Directions for this task: Pull every line containing "mellan" from the entries.

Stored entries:
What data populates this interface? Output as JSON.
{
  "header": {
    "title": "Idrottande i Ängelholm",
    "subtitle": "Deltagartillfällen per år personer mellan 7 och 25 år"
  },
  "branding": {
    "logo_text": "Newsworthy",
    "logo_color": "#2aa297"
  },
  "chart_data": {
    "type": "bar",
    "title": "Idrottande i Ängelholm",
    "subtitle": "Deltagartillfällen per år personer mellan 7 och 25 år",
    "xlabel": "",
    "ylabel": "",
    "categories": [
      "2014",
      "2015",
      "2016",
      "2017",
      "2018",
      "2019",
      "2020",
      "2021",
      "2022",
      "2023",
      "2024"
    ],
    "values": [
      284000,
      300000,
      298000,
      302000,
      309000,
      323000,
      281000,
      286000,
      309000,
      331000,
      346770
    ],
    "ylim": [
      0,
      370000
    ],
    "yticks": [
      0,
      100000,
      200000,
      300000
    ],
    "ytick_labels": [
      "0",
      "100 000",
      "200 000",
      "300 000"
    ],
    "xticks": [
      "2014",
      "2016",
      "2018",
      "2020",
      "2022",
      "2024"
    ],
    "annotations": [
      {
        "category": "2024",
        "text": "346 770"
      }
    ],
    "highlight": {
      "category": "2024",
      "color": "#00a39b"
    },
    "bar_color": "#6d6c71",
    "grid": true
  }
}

The answer:
    "subtitle": "Deltagartillfällen per år personer mellan 7 och 25 år"
    "subtitle": "Deltagartillfällen per år personer mellan 7 och 25 år",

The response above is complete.